───── MATERIAL PROVIDED

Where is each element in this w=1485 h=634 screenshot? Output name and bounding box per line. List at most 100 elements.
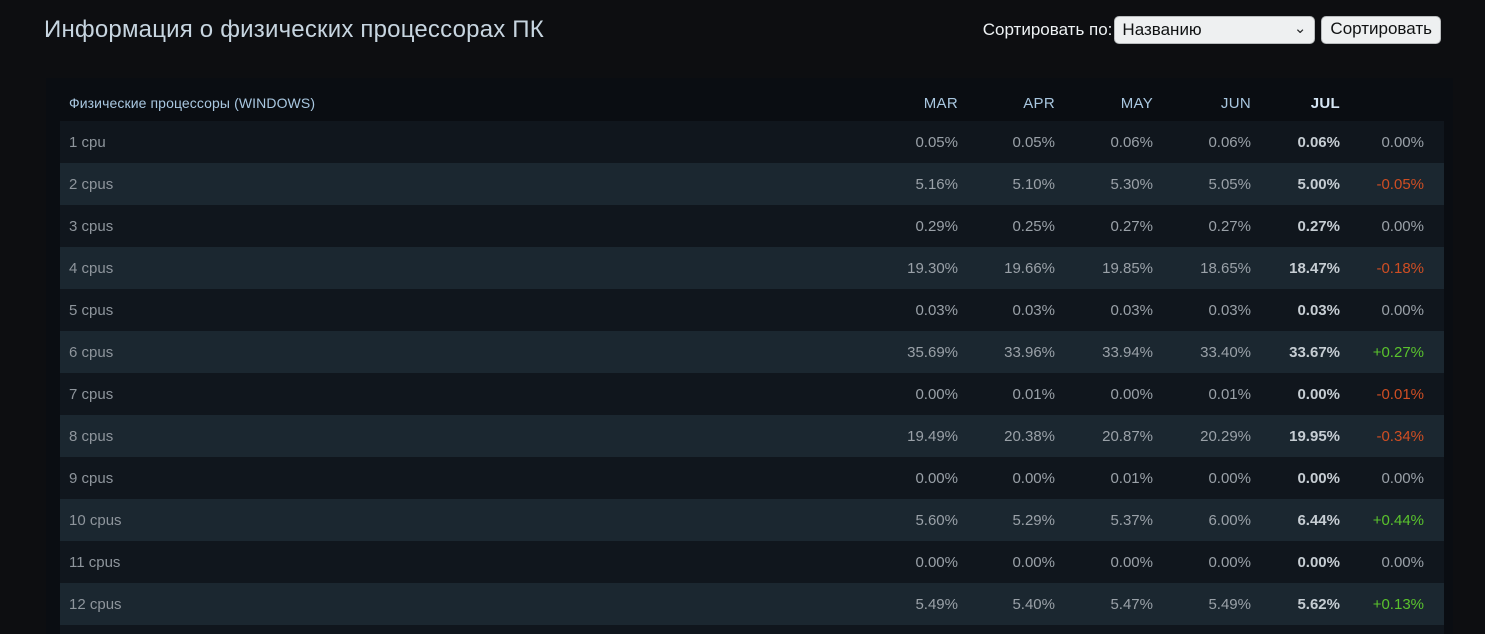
row-label: 8 cpus	[69, 427, 114, 445]
value-jul: 6.44%	[1297, 511, 1340, 529]
value-may: 0.00%	[1110, 553, 1153, 571]
sort-select-wrap: Названию ⌄	[1114, 16, 1316, 44]
table-body: 1 cpu 0.05% 0.05% 0.06% 0.06% 0.06% 0.00% 2 cpu…	[60, 121, 1444, 634]
value-jul: 5.00%	[1297, 175, 1340, 193]
value-may: 5.37%	[1110, 511, 1153, 529]
value-may: 5.30%	[1110, 175, 1153, 193]
table-header-row: Физические процессоры (WINDOWS) MAR APR …	[60, 78, 1444, 121]
value-mar: 35.69%	[907, 343, 958, 361]
table-row: 5 cpus 0.03% 0.03% 0.03% 0.03% 0.03% 0.00%	[60, 289, 1444, 331]
table-row: 4 cpus 19.30% 19.66% 19.85% 18.65% 18.47% -0.1…	[60, 247, 1444, 289]
column-header-jun: JUN	[1220, 94, 1251, 112]
value-may: 0.00%	[1110, 385, 1153, 403]
value-jul: 0.03%	[1297, 301, 1340, 319]
table-row-partial	[60, 625, 1444, 634]
value-jun: 0.00%	[1208, 469, 1251, 487]
value-apr: 0.00%	[1012, 553, 1055, 571]
value-change: 0.00%	[1381, 553, 1424, 571]
value-jul: 0.06%	[1297, 133, 1340, 151]
sort-by-label: Сортировать по:	[982, 20, 1113, 39]
value-mar: 0.05%	[915, 133, 958, 151]
value-jul: 19.95%	[1289, 427, 1340, 445]
value-change: 0.00%	[1381, 217, 1424, 235]
value-jul: 0.00%	[1297, 385, 1340, 403]
value-mar: 0.00%	[915, 385, 958, 403]
row-label: 1 cpu	[69, 133, 106, 151]
value-apr: 5.40%	[1012, 595, 1055, 613]
value-may: 5.47%	[1110, 595, 1153, 613]
row-label: 6 cpus	[69, 343, 114, 361]
table-row: 1 cpu 0.05% 0.05% 0.06% 0.06% 0.06% 0.00%	[60, 121, 1444, 163]
sort-select[interactable]: Названию	[1114, 16, 1316, 44]
value-change: -0.01%	[1376, 385, 1424, 403]
value-apr: 0.03%	[1012, 301, 1055, 319]
value-mar: 0.00%	[915, 469, 958, 487]
table-row: 12 cpus 5.49% 5.40% 5.47% 5.49% 5.62% +0.13%	[60, 583, 1444, 625]
table-row: 6 cpus 35.69% 33.96% 33.94% 33.40% 33.67% +0.2…	[60, 331, 1444, 373]
value-may: 33.94%	[1102, 343, 1153, 361]
value-change: 0.00%	[1381, 469, 1424, 487]
value-jul: 0.00%	[1297, 469, 1340, 487]
value-may: 20.87%	[1102, 427, 1153, 445]
value-jun: 0.01%	[1208, 385, 1251, 403]
table-row: 8 cpus 19.49% 20.38% 20.87% 20.29% 19.95% -0.3…	[60, 415, 1444, 457]
value-change: +0.44%	[1372, 511, 1424, 529]
row-label: 4 cpus	[69, 259, 114, 277]
row-label: 11 cpus	[69, 553, 121, 571]
sort-button[interactable]: Сортировать	[1321, 16, 1441, 44]
page-header: Информация о физических процессорах ПК С…	[0, 0, 1485, 46]
value-change: +0.27%	[1372, 343, 1424, 361]
value-may: 0.03%	[1110, 301, 1153, 319]
row-label: 12 cpus	[69, 595, 122, 613]
value-apr: 0.25%	[1012, 217, 1055, 235]
value-mar: 19.49%	[907, 427, 958, 445]
value-mar: 5.49%	[915, 595, 958, 613]
column-header-apr: APR	[1023, 94, 1055, 112]
value-jun: 6.00%	[1208, 511, 1251, 529]
row-label: 7 cpus	[69, 385, 114, 403]
value-apr: 0.00%	[1012, 469, 1055, 487]
table-row: 10 cpus 5.60% 5.29% 5.37% 6.00% 6.44% +0.44%	[60, 499, 1444, 541]
value-jun: 5.05%	[1208, 175, 1251, 193]
value-jun: 33.40%	[1200, 343, 1251, 361]
value-apr: 5.10%	[1012, 175, 1055, 193]
value-change: +0.13%	[1372, 595, 1424, 613]
row-label: 2 cpus	[69, 175, 114, 193]
value-jul: 33.67%	[1289, 343, 1340, 361]
value-may: 19.85%	[1102, 259, 1153, 277]
value-mar: 0.29%	[915, 217, 958, 235]
value-jun: 18.65%	[1200, 259, 1251, 277]
value-mar: 19.30%	[907, 259, 958, 277]
table-row: 3 cpus 0.29% 0.25% 0.27% 0.27% 0.27% 0.00%	[60, 205, 1444, 247]
value-apr: 33.96%	[1004, 343, 1055, 361]
value-jun: 0.27%	[1208, 217, 1251, 235]
value-may: 0.27%	[1110, 217, 1153, 235]
value-jun: 0.06%	[1208, 133, 1251, 151]
value-jul: 0.27%	[1297, 217, 1340, 235]
value-jul: 5.62%	[1297, 595, 1340, 613]
value-mar: 5.16%	[915, 175, 958, 193]
value-jun: 0.03%	[1208, 301, 1251, 319]
value-apr: 5.29%	[1012, 511, 1055, 529]
table-title: Физические процессоры (WINDOWS)	[69, 95, 316, 111]
value-apr: 20.38%	[1004, 427, 1055, 445]
row-label: 9 cpus	[69, 469, 114, 487]
value-jun: 0.00%	[1208, 553, 1251, 571]
column-header-may: MAY	[1120, 94, 1153, 112]
value-change: -0.05%	[1376, 175, 1424, 193]
value-change: -0.18%	[1376, 259, 1424, 277]
value-jul: 0.00%	[1297, 553, 1340, 571]
cpu-stats-table: Физические процессоры (WINDOWS) MAR APR …	[46, 78, 1453, 634]
value-change: 0.00%	[1381, 133, 1424, 151]
value-apr: 0.05%	[1012, 133, 1055, 151]
value-may: 0.01%	[1110, 469, 1153, 487]
value-apr: 19.66%	[1004, 259, 1055, 277]
table-row: 7 cpus 0.00% 0.01% 0.00% 0.01% 0.00% -0.01%	[60, 373, 1444, 415]
value-may: 0.06%	[1110, 133, 1153, 151]
value-mar: 0.03%	[915, 301, 958, 319]
table-row: 9 cpus 0.00% 0.00% 0.01% 0.00% 0.00% 0.00%	[60, 457, 1444, 499]
value-jun: 5.49%	[1208, 595, 1251, 613]
row-label: 10 cpus	[69, 511, 122, 529]
value-mar: 0.00%	[915, 553, 958, 571]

──────────

▶ _WHAT IS REQUIRED_
Convert the lines above, starting with the line that contains "427, 114, 445]" and continuing through the line that contains "133, 1340, 151]", into a JSON list of strings with one string per line, omitting any blank lines.

▶ _EXERCISE ANSWER_
[
  "row-label: 8 cpus\t[69, 427, 114, 445]",
  "value-jul: 6.44%\t[1297, 511, 1340, 529]",
  "value-may: 0.00%\t[1110, 553, 1153, 571]",
  "sort-select-wrap: Названию ⌄\t[1114, 16, 1316, 44]",
  "table-body: 1 cpu 0.05% 0.05% 0.06% 0.06% 0.06% 0.00% 2 cpu…\t[60, 121, 1444, 634]",
  "value-jul: 5.00%\t[1297, 175, 1340, 193]",
  "value-may: 5.37%\t[1110, 511, 1153, 529]",
  "value-may: 5.30%\t[1110, 175, 1153, 193]",
  "table-header-row: Физические процессоры (WINDOWS) MAR APR …\t[60, 78, 1444, 121]",
  "value-mar: 35.69%\t[907, 343, 958, 361]",
  "table-row: 5 cpus 0.03% 0.03% 0.03% 0.03% 0.03% 0.00%\t[60, 289, 1444, 331]",
  "table-row: 4 cpus 19.30% 19.66% 19.85% 18.65% 18.47% -0.1…\t[60, 247, 1444, 289]",
  "column-header-jun: JUN\t[1220, 94, 1251, 112]",
  "value-may: 0.00%\t[1110, 385, 1153, 403]",
  "value-jul: 0.03%\t[1297, 301, 1340, 319]",
  "table-row-partial\t[60, 625, 1444, 634]",
  "value-jun: 0.00%\t[1208, 469, 1251, 487]",
  "value-apr: 0.00%\t[1012, 553, 1055, 571]",
  "value-change: 0.00%\t[1381, 553, 1424, 571]",
  "value-jul: 0.06%\t[1297, 133, 1340, 151]"
]